Records about charts and figures

....

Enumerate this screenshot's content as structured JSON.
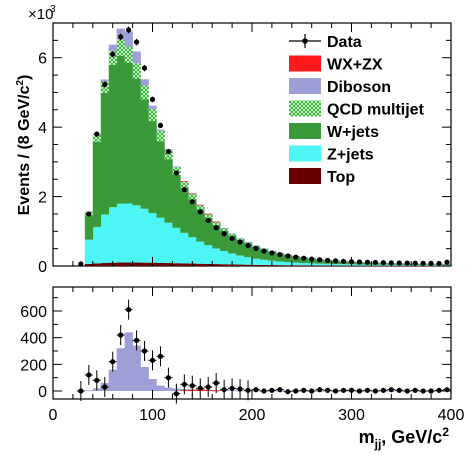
{
  "chart_data": [
    {
      "type": "bar",
      "stacked": true,
      "xlim": [
        0,
        400
      ],
      "ylim": [
        0,
        7000
      ],
      "y_tick_labels": [
        "0",
        "2",
        "4",
        "6"
      ],
      "y_multiplier_label": "×10",
      "y_multiplier_exponent": "3",
      "ylabel": "Events / (8 GeV/c",
      "ylabel_exponent": "2",
      "ylabel_tail": ")",
      "bin_width": 8,
      "bin_lows": [
        32,
        40,
        48,
        56,
        64,
        72,
        80,
        88,
        96,
        104,
        112,
        120,
        128,
        136,
        144,
        152,
        160,
        168,
        176,
        184,
        192,
        200,
        208,
        216,
        224,
        232,
        240,
        248,
        256,
        264,
        272,
        280,
        288,
        296,
        304,
        312,
        320,
        328,
        336,
        344,
        352,
        360,
        368,
        376,
        384,
        392
      ],
      "legend_position": "top-right",
      "legend": [
        {
          "label": "Data",
          "kind": "marker"
        },
        {
          "label": "WX+ZX",
          "kind": "box",
          "color": "#ff1a1a"
        },
        {
          "label": "Diboson",
          "kind": "box",
          "color": "#9f9fd8"
        },
        {
          "label": "QCD multijet",
          "kind": "hatch",
          "color": "#2ab52a"
        },
        {
          "label": "W+jets",
          "kind": "box",
          "color": "#3a9a3a"
        },
        {
          "label": "Z+jets",
          "kind": "box",
          "color": "#4df5f5"
        },
        {
          "label": "Top",
          "kind": "box",
          "color": "#6b0000"
        }
      ],
      "series": [
        {
          "name": "Top",
          "color": "#6b0000",
          "values": [
            60,
            75,
            85,
            95,
            100,
            100,
            100,
            98,
            95,
            90,
            85,
            80,
            75,
            70,
            65,
            60,
            55,
            50,
            46,
            42,
            38,
            34,
            30,
            27,
            24,
            22,
            20,
            18,
            16,
            15,
            14,
            13,
            12,
            11,
            10,
            10,
            9,
            9,
            8,
            8,
            7,
            7,
            6,
            6,
            6,
            6
          ]
        },
        {
          "name": "Z+jets",
          "color": "#4df5f5",
          "values": [
            700,
            1050,
            1400,
            1600,
            1700,
            1700,
            1650,
            1550,
            1430,
            1300,
            1160,
            1020,
            880,
            760,
            640,
            540,
            450,
            380,
            315,
            260,
            215,
            180,
            150,
            125,
            105,
            90,
            78,
            68,
            60,
            53,
            48,
            43,
            39,
            36,
            33,
            31,
            29,
            27,
            25,
            24,
            23,
            22,
            21,
            20,
            19,
            18
          ]
        },
        {
          "name": "W+jets",
          "color": "#3a9a3a",
          "values": [
            700,
            2450,
            3500,
            4100,
            4250,
            4050,
            3650,
            3150,
            2650,
            2200,
            1830,
            1530,
            1290,
            1090,
            920,
            790,
            680,
            590,
            515,
            450,
            395,
            345,
            300,
            262,
            230,
            202,
            178,
            158,
            140,
            124,
            110,
            98,
            88,
            79,
            71,
            64,
            58,
            53,
            49,
            45,
            42,
            39,
            37,
            35,
            33,
            32
          ]
        },
        {
          "name": "QCD multijet",
          "color": "#2ab52a",
          "values": [
            100,
            220,
            330,
            420,
            470,
            470,
            440,
            400,
            350,
            300,
            260,
            220,
            180,
            150,
            120,
            100,
            82,
            67,
            55,
            45,
            37,
            30,
            25,
            21,
            17,
            14,
            12,
            10,
            9,
            8,
            7,
            6,
            6,
            5,
            5,
            4,
            4,
            4,
            3,
            3,
            3,
            3,
            3,
            3,
            3,
            3
          ]
        },
        {
          "name": "Diboson",
          "color": "#9f9fd8",
          "values": [
            5,
            20,
            60,
            160,
            320,
            440,
            340,
            180,
            90,
            40,
            25,
            18,
            14,
            11,
            9,
            8,
            7,
            6,
            5,
            4,
            4,
            3,
            3,
            3,
            3,
            2,
            2,
            2,
            2,
            2,
            2,
            2,
            2,
            2,
            2,
            2,
            2,
            2,
            2,
            2,
            2,
            2,
            2,
            2,
            2,
            2
          ]
        },
        {
          "name": "WX+ZX",
          "color": "#ff1a1a",
          "values": [
            0,
            0,
            0,
            0,
            0,
            0,
            0,
            0,
            0,
            0,
            0,
            0,
            5,
            10,
            12,
            8,
            4,
            0,
            0,
            0,
            0,
            0,
            0,
            0,
            0,
            0,
            0,
            0,
            0,
            0,
            0,
            0,
            0,
            0,
            0,
            0,
            0,
            0,
            0,
            0,
            0,
            0,
            0,
            0,
            0,
            0
          ]
        }
      ],
      "data_points": {
        "name": "Data",
        "x": [
          28,
          36,
          44,
          52,
          60,
          68,
          76,
          84,
          92,
          100,
          108,
          116,
          124,
          132,
          140,
          148,
          156,
          164,
          172,
          180,
          188,
          196,
          204,
          212,
          220,
          228,
          236,
          244,
          252,
          260,
          268,
          276,
          284,
          292,
          300,
          308,
          316,
          324,
          332,
          340,
          348,
          356,
          364,
          372,
          380,
          388,
          396
        ],
        "y": [
          60,
          1500,
          3800,
          5230,
          6100,
          6600,
          6800,
          6450,
          5700,
          4800,
          4050,
          3300,
          2680,
          2200,
          1850,
          1560,
          1310,
          1100,
          930,
          790,
          690,
          590,
          505,
          430,
          375,
          330,
          290,
          255,
          225,
          200,
          180,
          162,
          148,
          135,
          124,
          115,
          108,
          102,
          96,
          92,
          88,
          84,
          80,
          77,
          75,
          74,
          110
        ]
      }
    },
    {
      "type": "bar",
      "xlim": [
        0,
        400
      ],
      "ylim": [
        -60,
        780
      ],
      "x_tick_labels": [
        "0",
        "100",
        "200",
        "300",
        "400"
      ],
      "y_tick_labels": [
        "0",
        "200",
        "400",
        "600"
      ],
      "xlabel": "m",
      "xlabel_subscript": "jj",
      "xlabel_tail": ", GeV/c",
      "xlabel_exponent": "2",
      "bin_width": 8,
      "series": [
        {
          "name": "Diboson",
          "color": "#9f9fd8",
          "bin_lows": [
            32,
            40,
            48,
            56,
            64,
            72,
            80,
            88,
            96,
            104,
            112,
            120,
            128,
            136,
            144,
            152,
            160,
            168,
            176,
            184,
            192,
            200,
            208,
            216,
            224,
            232,
            240,
            248,
            256,
            264,
            272,
            280,
            288,
            296,
            304,
            312,
            320,
            328,
            336,
            344,
            352,
            360,
            368,
            376,
            384,
            392
          ],
          "values": [
            5,
            20,
            60,
            160,
            320,
            440,
            340,
            180,
            90,
            40,
            25,
            18,
            14,
            11,
            9,
            8,
            7,
            6,
            5,
            4,
            4,
            3,
            3,
            3,
            3,
            2,
            2,
            2,
            2,
            2,
            2,
            2,
            2,
            2,
            2,
            2,
            2,
            2,
            2,
            2,
            2,
            2,
            2,
            2,
            2,
            2
          ]
        },
        {
          "name": "WX+ZX",
          "color": "#ff1a1a",
          "bin_lows": [
            128,
            136,
            144,
            152,
            160
          ],
          "values": [
            5,
            10,
            12,
            8,
            4
          ]
        }
      ],
      "data_points": {
        "name": "Data",
        "x": [
          28,
          36,
          44,
          52,
          60,
          68,
          76,
          84,
          92,
          100,
          108,
          116,
          124,
          132,
          140,
          148,
          156,
          164,
          172,
          180,
          188,
          196,
          204,
          212,
          220,
          228,
          236,
          244,
          252,
          260,
          268,
          276,
          284,
          292,
          300,
          308,
          316,
          324,
          332,
          340,
          348,
          356,
          364,
          372,
          380,
          388,
          396
        ],
        "y": [
          0,
          120,
          80,
          30,
          220,
          420,
          610,
          380,
          300,
          230,
          260,
          100,
          -20,
          50,
          40,
          20,
          30,
          60,
          10,
          20,
          15,
          5,
          10,
          0,
          5,
          10,
          -5,
          0,
          5,
          0,
          10,
          5,
          0,
          5,
          5,
          0,
          5,
          0,
          5,
          10,
          5,
          0,
          5,
          0,
          0,
          5,
          10
        ]
      }
    }
  ]
}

....

WORK TO DO
Show each line in the entries that holds the string "jets".

CORRECT RESPONSE
          "label": "W+jets",
          "label": "Z+jets",
          "name": "Z+jets",
          "name": "W+jets",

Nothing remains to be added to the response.